[Image region annotations]
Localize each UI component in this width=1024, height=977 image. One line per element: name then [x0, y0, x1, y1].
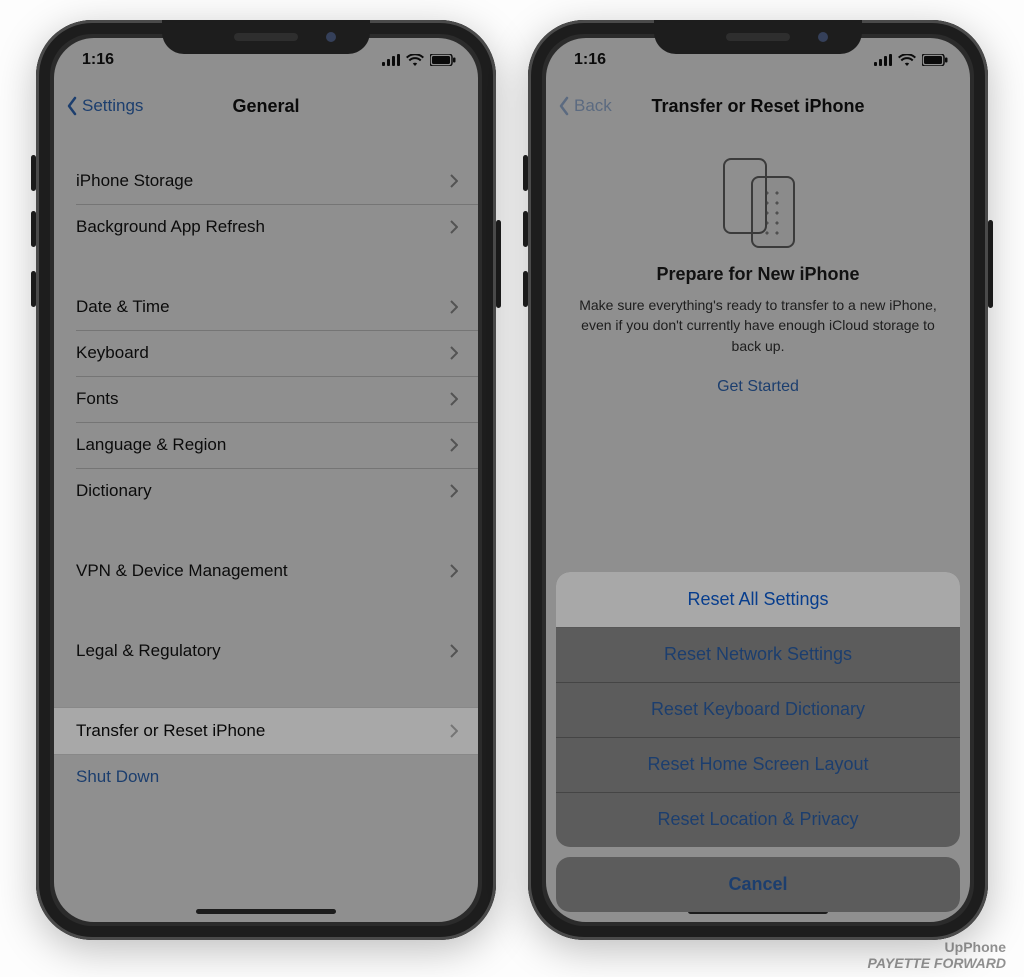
prepare-panel: Prepare for New iPhone Make sure everyth…	[546, 158, 970, 396]
chevron-right-icon	[450, 484, 458, 498]
row-shut-down[interactable]: Shut Down	[54, 754, 478, 800]
row-iphone-storage[interactable]: iPhone Storage	[54, 158, 478, 204]
speaker-slot	[726, 33, 790, 41]
chevron-right-icon	[450, 564, 458, 578]
chevron-right-icon	[450, 644, 458, 658]
wifi-icon	[406, 54, 424, 66]
status-time: 1:16	[82, 51, 114, 69]
chevron-right-icon	[450, 392, 458, 406]
sheet-cancel-block: Cancel	[556, 857, 960, 912]
row-language-region[interactable]: Language & Region	[54, 422, 478, 468]
row-legal[interactable]: Legal & Regulatory	[54, 628, 478, 674]
status-icons	[382, 54, 456, 66]
row-date-time[interactable]: Date & Time	[54, 284, 478, 330]
chevron-right-icon	[450, 174, 458, 188]
opt-reset-all-settings[interactable]: Reset All Settings	[556, 572, 960, 627]
row-transfer-reset[interactable]: Transfer or Reset iPhone	[54, 708, 478, 754]
status-time: 1:16	[574, 51, 606, 69]
cellular-icon	[382, 54, 400, 66]
chevron-right-icon	[450, 346, 458, 360]
chevron-right-icon	[450, 438, 458, 452]
home-indicator[interactable]	[196, 909, 336, 914]
group-transfer: Transfer or Reset iPhone Shut Down	[54, 708, 478, 800]
row-label: Legal & Regulatory	[76, 641, 221, 661]
row-label: Dictionary	[76, 481, 152, 501]
opt-reset-location-privacy[interactable]: Reset Location & Privacy	[556, 792, 960, 847]
prepare-heading: Prepare for New iPhone	[576, 264, 940, 285]
battery-icon	[430, 54, 456, 66]
chevron-right-icon	[450, 724, 458, 738]
iphone-right: 1:16 Back Transfer or Reset iPhone	[528, 20, 988, 940]
wifi-icon	[898, 54, 916, 66]
row-keyboard[interactable]: Keyboard	[54, 330, 478, 376]
devices-icon	[715, 158, 801, 248]
row-label: Background App Refresh	[76, 217, 265, 237]
chevron-right-icon	[450, 300, 458, 314]
front-camera	[326, 32, 336, 42]
chevron-left-icon	[66, 96, 78, 116]
group-storage: iPhone Storage Background App Refresh	[54, 158, 478, 250]
row-label: Shut Down	[76, 767, 159, 787]
iphone-left: 1:16 Settings General iPhone Storage	[36, 20, 496, 940]
prepare-body: Make sure everything's ready to transfer…	[576, 295, 940, 356]
nav-bar: Back Transfer or Reset iPhone	[546, 82, 970, 130]
opt-reset-keyboard-dict[interactable]: Reset Keyboard Dictionary	[556, 682, 960, 737]
cancel-button[interactable]: Cancel	[556, 857, 960, 912]
battery-icon	[922, 54, 948, 66]
row-label: Fonts	[76, 389, 119, 409]
row-background-refresh[interactable]: Background App Refresh	[54, 204, 478, 250]
notch	[654, 20, 862, 54]
group-legal: Legal & Regulatory	[54, 628, 478, 674]
reset-action-sheet: Reset All Settings Reset Network Setting…	[556, 572, 960, 912]
chevron-right-icon	[450, 220, 458, 234]
back-label: Back	[574, 96, 612, 116]
sheet-options: Reset All Settings Reset Network Setting…	[556, 572, 960, 847]
nav-bar: Settings General	[54, 82, 478, 130]
row-vpn[interactable]: VPN & Device Management	[54, 548, 478, 594]
speaker-slot	[234, 33, 298, 41]
row-label: Language & Region	[76, 435, 226, 455]
opt-reset-home-layout[interactable]: Reset Home Screen Layout	[556, 737, 960, 792]
opt-reset-network[interactable]: Reset Network Settings	[556, 627, 960, 682]
row-label: Transfer or Reset iPhone	[76, 721, 265, 741]
row-dictionary[interactable]: Dictionary	[54, 468, 478, 514]
chevron-left-icon	[558, 96, 570, 116]
row-label: Keyboard	[76, 343, 149, 363]
row-label: Date & Time	[76, 297, 170, 317]
group-vpn: VPN & Device Management	[54, 548, 478, 594]
get-started-link[interactable]: Get Started	[576, 378, 940, 396]
screen-left: 1:16 Settings General iPhone Storage	[54, 38, 478, 922]
status-icons	[874, 54, 948, 66]
row-fonts[interactable]: Fonts	[54, 376, 478, 422]
row-label: VPN & Device Management	[76, 561, 288, 581]
row-label: iPhone Storage	[76, 171, 193, 191]
back-button[interactable]: Back	[558, 96, 612, 116]
screen-right: 1:16 Back Transfer or Reset iPhone	[546, 38, 970, 922]
notch	[162, 20, 370, 54]
cellular-icon	[874, 54, 892, 66]
group-datetime: Date & Time Keyboard Fonts Language & Re…	[54, 284, 478, 514]
back-button[interactable]: Settings	[66, 96, 143, 116]
front-camera	[818, 32, 828, 42]
back-label: Settings	[82, 96, 143, 116]
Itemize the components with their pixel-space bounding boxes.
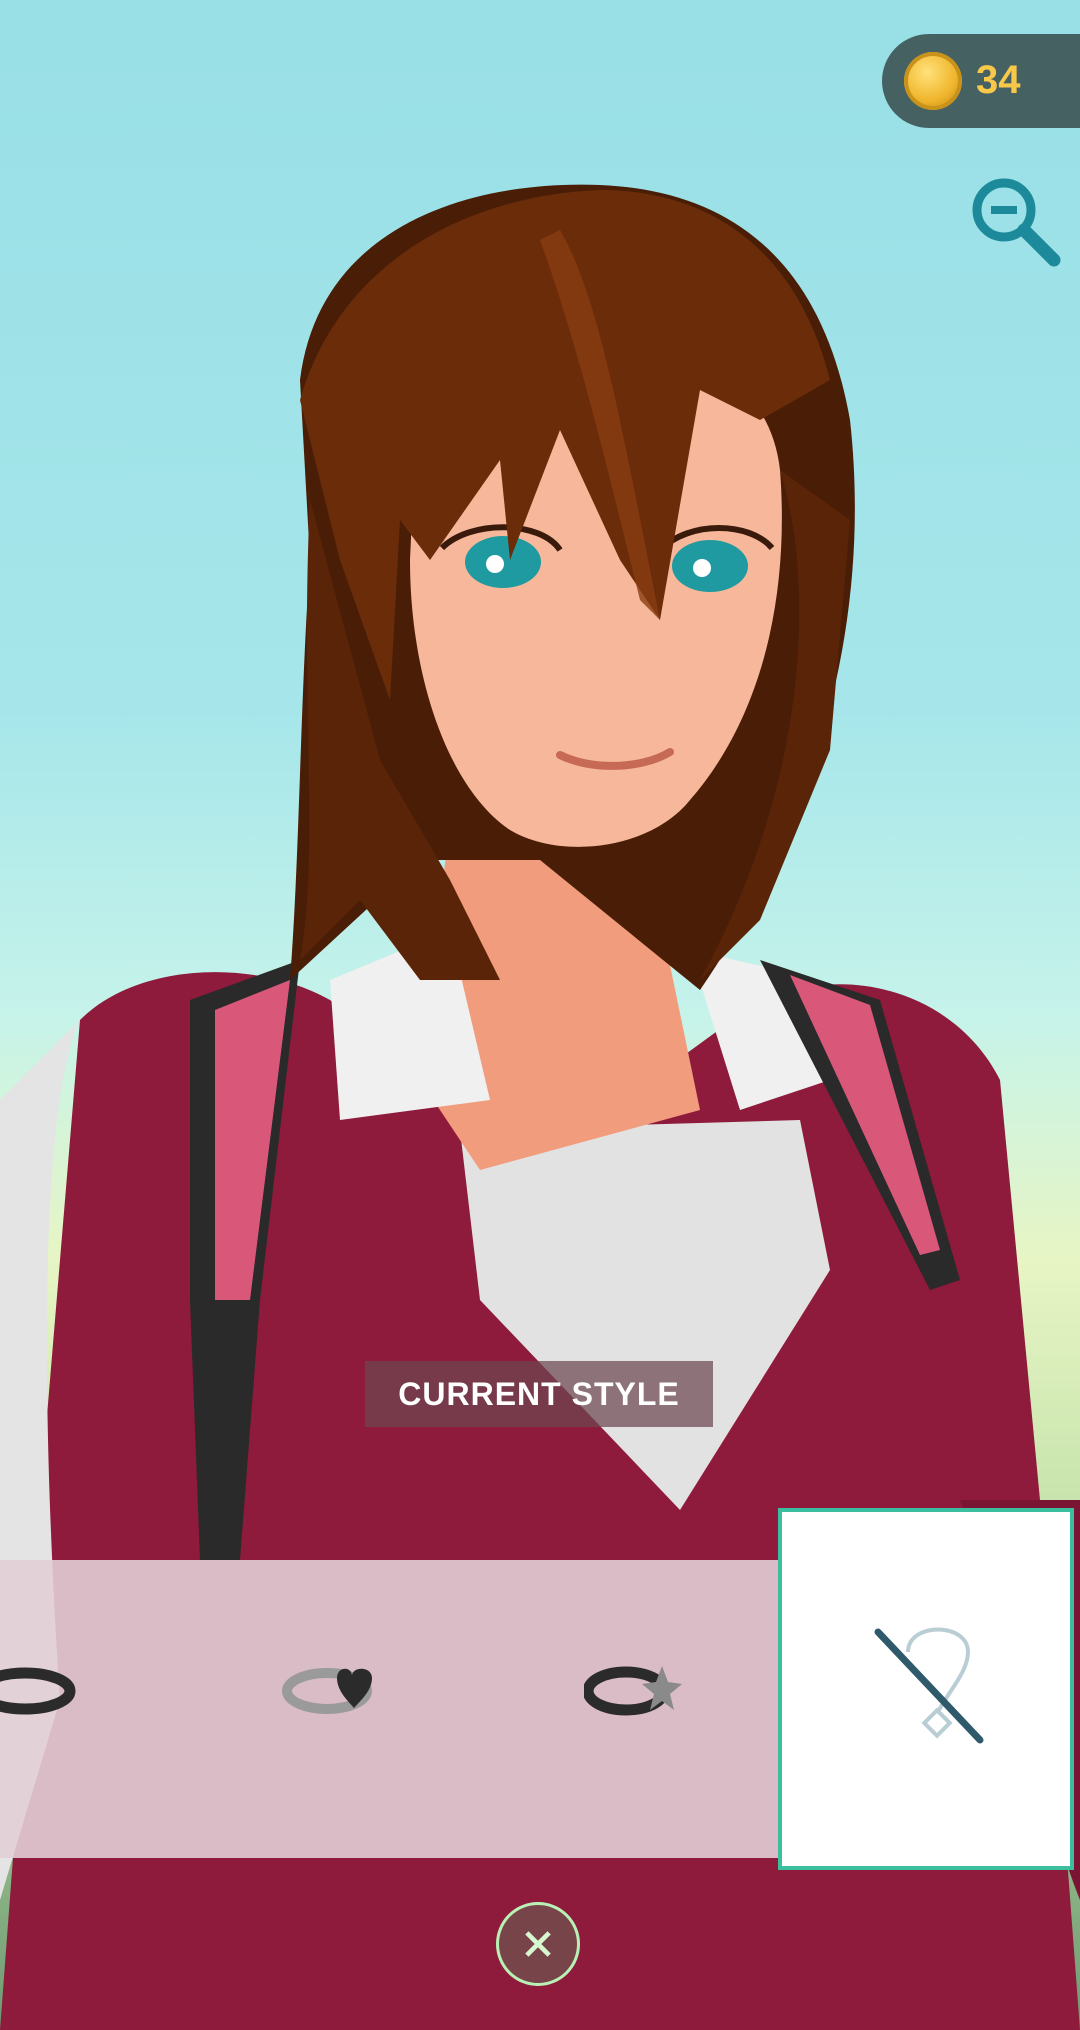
ring-star-icon[interactable] <box>584 1646 684 1736</box>
ring-icon[interactable] <box>0 1646 80 1736</box>
close-icon[interactable] <box>496 1902 580 1986</box>
zoom-out-icon[interactable] <box>966 172 1066 272</box>
pokecoin-icon <box>904 52 962 110</box>
coin-count: 34 <box>976 58 1021 102</box>
selected-item-card[interactable] <box>778 1508 1074 1870</box>
ring-heart-icon[interactable] <box>282 1646 382 1736</box>
no-necklace-icon <box>874 1627 984 1744</box>
current-style-label: CURRENT STYLE <box>365 1361 713 1427</box>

Problem to work on: Please output every line of the items as a JSON list of strings, one string per line, with blank lines left out. Leave the pictures out of your answer.

The result:
[
  "Localize each UI component in this width=1024, height=977 image. One line per element: name then [x0, y0, x1, y1].",
  "prepare-panel: Prepare for New iPhone Make sure everyth…\t[546, 158, 970, 396]",
  "chevron-right-icon\t[450, 484, 458, 498]",
  "row-shut-down[interactable]: Shut Down\t[54, 754, 478, 800]",
  "row-iphone-storage[interactable]: iPhone Storage\t[54, 158, 478, 204]",
  "speaker-slot\t[726, 33, 790, 41]",
  "chevron-right-icon\t[450, 564, 458, 578]",
  "chevron-right-icon\t[450, 644, 458, 658]",
  "wifi-icon\t[406, 54, 424, 66]",
  "status-time: 1:16\t[82, 51, 114, 69]",
  "chevron-right-icon\t[450, 392, 458, 406]",
  "sheet-cancel-block: Cancel\t[556, 857, 960, 912]",
  "row-language-region[interactable]: Language & Region\t[54, 422, 478, 468]",
  "row-legal[interactable]: Legal & Regulatory\t[54, 628, 478, 674]",
  "status-icons\t[382, 54, 456, 66]",
  "row-date-time[interactable]: Date & Time\t[54, 284, 478, 330]",
  "chevron-right-icon\t[450, 174, 458, 188]",
  "opt-reset-all-settings[interactable]: Reset All Settings\t[556, 572, 960, 627]",
  "row-transfer-reset[interactable]: Transfer or Reset iPhone\t[54, 708, 478, 754]",
  "status-time: 1:16\t[574, 51, 606, 69]",
  "cellular-icon\t[382, 54, 400, 66]",
  "chevron-right-icon\t[450, 346, 458, 360]",
  "chevron-right-icon\t[450, 438, 458, 452]",
  "home-indicator[interactable]\t[196, 909, 336, 914]",
  "group-transfer: Transfer or Reset iPhone Shut Down\t[54, 708, 478, 800]",
  "row-label: Legal & Regulatory\t[76, 641, 221, 661]",
  "row-label: Dictionary\t[76, 481, 152, 501]",
  "opt-reset-location-privacy[interactable]: Reset Location & Privacy\t[556, 792, 960, 847]",
  "prepare-heading: Prepare for New iPhone\t[576, 264, 940, 285]",
  "battery-icon\t[430, 54, 456, 66]",
  "chevron-right-icon\t[450, 724, 458, 738]",
  "iphone-right: 1:16 Back Transfer or Reset iPhone\t[528, 20, 988, 940]",
  "wifi-icon\t[898, 54, 916, 66]",
  "row-keyboard[interactable]: Keyboard\t[54, 330, 478, 376]",
  "devices-icon\t[715, 158, 801, 248]",
  "row-label: Background App Refresh\t[76, 217, 265, 237]",
  "chevron-right-icon\t[450, 300, 458, 314]",
  "front-camera\t[326, 32, 336, 42]",
  "chevron-left-icon\t[66, 96, 78, 116]",
  "group-storage: iPhone Storage Background App Refresh\t[54, 158, 478, 250]",
  "row-label: Shut Down\t[76, 767, 159, 787]",
  "iphone-left: 1:16 Settings General iPhone Storage\t[36, 20, 496, 940]",
  "prepare-body: Make sure everything's ready to transfer…\t[576, 295, 940, 356]",
  "nav-bar: Back Transfer or Reset iPhone\t[546, 82, 970, 130]",
  "opt-reset-keyboard-dict[interactable]: Reset Keyboard Dictionary\t[556, 682, 960, 737]",
  "cancel-button[interactable]: Cancel\t[556, 857, 960, 912]",
  "battery-icon\t[922, 54, 948, 66]",
  "row-label: Fonts\t[76, 389, 119, 409]",
  "row-background-refresh[interactable]: Background App Refresh\t[54, 204, 478, 250]",
  "notch\t[654, 20, 862, 54]",
  "group-legal: Legal & Regulatory\t[54, 628, 478, 674]",
  "reset-action-sheet: Reset All Settings Reset Network Setting…\t[556, 572, 960, 912]",
  "chevron-right-icon\t[450, 220, 458, 234]",
  "back-label: Back\t[574, 96, 612, 116]",
  "sheet-options: Reset All Settings Reset Network Setting…\t[556, 572, 960, 847]",
  "nav-bar: Settings General\t[54, 82, 478, 130]",
  "row-vpn[interactable]: VPN & Device Management\t[54, 548, 478, 594]",
  "speaker-slot\t[234, 33, 298, 41]",
  "row-label: Language & Region\t[76, 435, 226, 455]",
  "opt-reset-home-layout[interactable]: Reset Home Screen Layout\t[556, 737, 960, 792]",
  "opt-reset-network[interactable]: Reset Network Settings\t[556, 627, 960, 682]",
  "row-label: Transfer or Reset iPhone\t[76, 721, 265, 741]",
  "row-dictionary[interactable]: Dictionary\t[54, 468, 478, 514]",
  "chevron-left-icon\t[558, 96, 570, 116]",
  "row-label: Keyboard\t[76, 343, 149, 363]",
  "row-label: Date & Time\t[76, 297, 170, 317]",
  "group-vpn: VPN & Device Management\t[54, 548, 478, 594]",
  "get-started-link[interactable]: Get Started\t[576, 378, 940, 396]",
  "screen-left: 1:16 Settings General iPhone Storage\t[54, 38, 478, 922]",
  "status-icons\t[874, 54, 948, 66]",
  "row-fonts[interactable]: Fonts\t[54, 376, 478, 422]",
  "row-label: VPN & Device Management\t[76, 561, 288, 581]",
  "row-label: iPhone Storage\t[76, 171, 193, 191]",
  "back-button[interactable]: Back\t[558, 96, 612, 116]",
  "screen-right: 1:16 Back Transfer or Reset iPhone\t[546, 38, 970, 922]",
  "notch\t[162, 20, 370, 54]",
  "cellular-icon\t[874, 54, 892, 66]",
  "group-datetime: Date & Time Keyboard Fonts Language & Re…\t[54, 284, 478, 514]",
  "back-button[interactable]: Settings\t[66, 96, 143, 116]",
  "front-camera\t[818, 32, 828, 42]",
  "back-label: Settings\t[82, 96, 143, 116]",
  "Itemize the components with their pixel-space bounding boxes.",
  "ring-star-icon[interactable] <box>584 1646 684 1736</box>",
  "ring-icon[interactable] <box>0 1646 80 1736</box>",
  "close-icon[interactable] <box>496 1902 580 1986</box>",
  "zoom-out-icon[interactable] <box>966 172 1066 272</box>",
  "pokecoin-icon <box>904 52 962 110</box>",
  "coin-count: 34 <box>976 58 1021 102</box>",
  "selected-item-card[interactable] <box>778 1508 1074 1870</box>",
  "ring-heart-icon[interactable] <box>282 1646 382 1736</box>",
  "no-necklace-icon <box>874 1627 984 1744</box>",
  "current-style-label: CURRENT STYLE <box>365 1361 713 1427</box>"
]